▸ Set problem 1
In the records, begin at their first line and stop after the line containing "- table-cell: 06/20/2018: [357, 350, 418, 364]". Reproduce those lines with "JPY" swapped for "EUR" and leave everything else the same.

##### Excerpt to read

Either by using MLE, EAP, or MAP attribute profile estimation, CDM scores should be complemented with an estimation of the degree of certainty around those classifications. That is, the reliability of the scores should always be reported (American Educational Research Association [AERA] et al., 2014). As previously indicated, several reliability estimators exist within the CDM framework (Sinharay & Johnson, 2019). Generally, the reliability (accuracy and consistency) of CDM classifications may be quantified in two major metrics: 1) in correlation metric, as in traditional psychometrics with continuous latent variables (e.g., Johnson & Sinharay, 2020; Templin & Bradshaw, 2013), or 2) proportion metric, which fits the discrete nature of CDMs (e.g., Wang et al., 2015). Regarding the later, most of these indicators provide a way to quantify the precision of the classifications based on approximations to the cross-classification contingency table of true and estimated attributes or attribute profiles. For instance, Table 1 illustrates the cross-classification table for the mastery of the k^th attribute measured by the test, where the proportion of correct attribute classification (i.e., τ_k) is defined as $P\left\{{\hat{\boldsymbol{\upalpha}}}_k\left(\mathbf{X}\right)={\boldsymbol{\upalpha}}_k\right\}$ can be broken down to τ_k = p₀₀ + p₁₁. A similar table could be constructed for the classification consistency, where rows would represent estimated ${\hat{\alpha}}_k$ in a parallel assessment. As an illustration, this article will limit to the estimation of the classification accuracy in the proportion metric, although the implications of this study should be largely generalizable to classification consistency estimators and to the correlation metric.

Table 1 Cross-classification contingency table of true and estimated mastery of the k^th attribute

Full size table

As stated, the classification accuracy can be defined as the proportion of correct classifications, either at the attribute level (PCA) or the attribute vector level (PCV). If the true classifications were known, the computation of PCA and PCV would be straightforward just by comparing the true and estimated attribute profiles. However, since the true α vectors are unknown in applied settings, PCA and PCV values must be approximated using empirical estimates. In this sense, Wang et al. (2015) proposed the τ_k and τ indices as estimators of the PCA and PCV, respectively. The τ_k index for attribute k is calculated as in Eq. (6).

##########

▸ Set problem 2
Carry on the passage about classification accuracy in cognitive diagnosis models from the point where it stops.

##### Records for this exercise

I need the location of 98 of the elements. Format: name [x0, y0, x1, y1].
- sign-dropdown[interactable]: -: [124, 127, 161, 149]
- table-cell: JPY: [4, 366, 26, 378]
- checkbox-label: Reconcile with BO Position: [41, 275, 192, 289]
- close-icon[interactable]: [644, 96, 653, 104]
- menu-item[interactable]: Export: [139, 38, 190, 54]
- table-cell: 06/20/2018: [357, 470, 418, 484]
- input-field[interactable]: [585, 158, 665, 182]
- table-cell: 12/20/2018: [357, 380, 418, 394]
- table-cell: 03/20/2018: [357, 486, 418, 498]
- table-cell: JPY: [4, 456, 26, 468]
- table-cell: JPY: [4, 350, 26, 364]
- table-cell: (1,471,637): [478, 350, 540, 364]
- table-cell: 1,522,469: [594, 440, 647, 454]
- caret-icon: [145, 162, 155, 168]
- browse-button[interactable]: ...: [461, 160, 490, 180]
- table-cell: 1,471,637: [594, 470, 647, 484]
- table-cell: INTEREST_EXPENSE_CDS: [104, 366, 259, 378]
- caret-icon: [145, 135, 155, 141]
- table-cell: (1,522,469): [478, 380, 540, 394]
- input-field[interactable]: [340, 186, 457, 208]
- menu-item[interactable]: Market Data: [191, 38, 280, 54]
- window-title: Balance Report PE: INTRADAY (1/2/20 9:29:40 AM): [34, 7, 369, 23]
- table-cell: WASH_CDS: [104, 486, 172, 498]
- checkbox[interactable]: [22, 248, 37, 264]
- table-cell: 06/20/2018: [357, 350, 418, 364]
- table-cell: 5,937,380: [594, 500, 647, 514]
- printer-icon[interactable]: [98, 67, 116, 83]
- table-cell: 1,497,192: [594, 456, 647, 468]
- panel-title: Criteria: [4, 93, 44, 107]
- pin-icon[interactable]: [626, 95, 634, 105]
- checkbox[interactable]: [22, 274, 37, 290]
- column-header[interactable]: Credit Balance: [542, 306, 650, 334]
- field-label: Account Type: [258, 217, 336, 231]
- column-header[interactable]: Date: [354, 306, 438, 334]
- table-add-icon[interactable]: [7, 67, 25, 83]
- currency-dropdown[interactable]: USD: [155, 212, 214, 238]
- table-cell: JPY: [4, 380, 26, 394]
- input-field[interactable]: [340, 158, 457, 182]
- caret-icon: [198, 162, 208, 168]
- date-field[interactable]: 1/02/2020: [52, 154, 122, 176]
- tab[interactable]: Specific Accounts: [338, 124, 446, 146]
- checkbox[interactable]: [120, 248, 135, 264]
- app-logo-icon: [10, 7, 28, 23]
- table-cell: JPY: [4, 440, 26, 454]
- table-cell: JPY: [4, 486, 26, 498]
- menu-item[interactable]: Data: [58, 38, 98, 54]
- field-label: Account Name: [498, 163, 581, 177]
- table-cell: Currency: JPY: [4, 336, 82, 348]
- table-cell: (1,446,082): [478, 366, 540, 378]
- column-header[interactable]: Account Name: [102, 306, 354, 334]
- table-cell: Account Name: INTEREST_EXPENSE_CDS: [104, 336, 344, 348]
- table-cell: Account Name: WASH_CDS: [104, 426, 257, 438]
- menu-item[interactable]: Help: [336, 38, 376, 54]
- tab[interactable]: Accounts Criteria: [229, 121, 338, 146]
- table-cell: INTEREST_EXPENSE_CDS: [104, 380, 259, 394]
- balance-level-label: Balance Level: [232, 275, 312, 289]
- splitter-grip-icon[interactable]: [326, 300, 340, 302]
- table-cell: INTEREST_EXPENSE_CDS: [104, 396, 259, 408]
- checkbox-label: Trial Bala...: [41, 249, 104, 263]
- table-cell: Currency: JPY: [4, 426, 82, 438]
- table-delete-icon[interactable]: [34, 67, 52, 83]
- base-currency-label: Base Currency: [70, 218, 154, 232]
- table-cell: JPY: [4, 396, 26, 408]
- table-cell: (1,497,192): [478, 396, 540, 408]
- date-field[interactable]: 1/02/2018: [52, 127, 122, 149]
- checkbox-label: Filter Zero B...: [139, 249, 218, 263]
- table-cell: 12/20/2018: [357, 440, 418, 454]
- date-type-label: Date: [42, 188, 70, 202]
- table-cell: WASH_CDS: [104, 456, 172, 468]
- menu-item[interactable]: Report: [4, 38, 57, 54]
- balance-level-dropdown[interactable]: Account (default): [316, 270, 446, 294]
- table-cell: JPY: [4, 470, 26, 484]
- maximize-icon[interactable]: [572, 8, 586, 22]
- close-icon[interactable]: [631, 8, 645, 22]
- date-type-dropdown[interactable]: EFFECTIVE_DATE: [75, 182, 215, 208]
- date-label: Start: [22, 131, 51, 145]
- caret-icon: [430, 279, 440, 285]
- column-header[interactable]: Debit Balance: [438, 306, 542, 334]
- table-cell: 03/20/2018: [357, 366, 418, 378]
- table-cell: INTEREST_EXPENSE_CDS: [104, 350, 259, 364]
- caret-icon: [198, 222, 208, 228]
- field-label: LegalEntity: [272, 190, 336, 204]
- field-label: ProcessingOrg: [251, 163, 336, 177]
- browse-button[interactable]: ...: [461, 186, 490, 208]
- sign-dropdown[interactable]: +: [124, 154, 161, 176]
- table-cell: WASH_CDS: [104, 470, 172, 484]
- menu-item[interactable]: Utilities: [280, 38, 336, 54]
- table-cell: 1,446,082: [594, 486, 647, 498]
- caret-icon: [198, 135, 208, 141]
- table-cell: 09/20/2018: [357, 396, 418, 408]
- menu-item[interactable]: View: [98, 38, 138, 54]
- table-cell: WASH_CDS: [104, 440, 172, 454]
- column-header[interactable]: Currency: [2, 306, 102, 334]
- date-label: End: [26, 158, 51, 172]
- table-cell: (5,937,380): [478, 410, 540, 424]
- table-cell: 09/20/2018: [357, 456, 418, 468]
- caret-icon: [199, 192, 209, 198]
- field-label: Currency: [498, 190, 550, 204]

##########

▸ Task result 1
I need the location of 98 of the elements. Format: name [x0, y0, x1, y1].
- sign-dropdown[interactable]: -: [124, 127, 161, 149]
- table-cell: EUR: [4, 366, 26, 378]
- checkbox-label: Reconcile with BO Position: [41, 275, 192, 289]
- close-icon[interactable]: [644, 96, 653, 104]
- menu-item[interactable]: Export: [139, 38, 190, 54]
- table-cell: 06/20/2018: [357, 470, 418, 484]
- input-field[interactable]: [585, 158, 665, 182]
- table-cell: 12/20/2018: [357, 380, 418, 394]
- table-cell: 03/20/2018: [357, 486, 418, 498]
- table-cell: EUR: [4, 456, 26, 468]
- table-cell: EUR: [4, 350, 26, 364]
- table-cell: (1,471,637): [478, 350, 540, 364]
- table-cell: 1,522,469: [594, 440, 647, 454]
- caret-icon: [145, 162, 155, 168]
- browse-button[interactable]: ...: [461, 160, 490, 180]
- table-cell: 1,471,637: [594, 470, 647, 484]
- table-cell: INTEREST_EXPENSE_CDS: [104, 366, 259, 378]
- caret-icon: [145, 135, 155, 141]
- table-cell: (1,522,469): [478, 380, 540, 394]
- input-field[interactable]: [340, 186, 457, 208]
- menu-item[interactable]: Market Data: [191, 38, 280, 54]
- window-title: Balance Report PE: INTRADAY (1/2/20 9:29:40 AM): [34, 7, 369, 23]
- table-cell: WASH_CDS: [104, 486, 172, 498]
- checkbox[interactable]: [22, 248, 37, 264]
- table-cell: 06/20/2018: [357, 350, 418, 364]

▸ Task result 2
$${\uptau}_k=\frac{\sum_{i=1}^N{\hat{\upalpha}}_{ik}P\left({\hat{\upalpha}}_{ik}|{\mathbf{x}}_i,\boldsymbol{\updelta}, \boldsymbol{\uppi} \right)+\left(1-{\hat{\upalpha}}_{ik}\right)\left[1-P\left({\hat{\upalpha}}_{ik}|{\mathbf{x}}_i,\boldsymbol{\updelta}, \boldsymbol{\uppi} \right)\right]}{N},$$

(6)

where ${\hat{\upalpha}}_{ik}$ denotes the estimated discrete classification of respondent i in attribute k and $P\left({\hat{\upalpha}}_{ik}|{\mathbf{x}}_i,\boldsymbol{\updelta}, \boldsymbol{\uppi} \right)$ represents the marginal posterior probability for that estimated ${\hat{\upalpha}}_{ik}$ classification given the response vector x_i, item parameters δ, and latent class distribution π. In turn, the marginal $P\left({\hat{\upalpha}}_{ik}|{\mathbf{x}}_i,\boldsymbol{\updelta}, \boldsymbol{\uppi} \right)$ is calculated as the sum of P(α_l| x_i, δ, π) for every α_l in which ${\alpha}_{lk}={\hat{\alpha}}_{ik}$. The τ index can be calculated as the average of the posterior probability of the attribute profiles, as in Eq. (7).

$$\uptau =\frac{\sum_{i=1}^NP\left({\hat{\boldsymbol{\upalpha}}}_i|{\mathbf{x}}_i,\boldsymbol{\updelta}, \boldsymbol{\uppi} \right)}{N}.$$

(7)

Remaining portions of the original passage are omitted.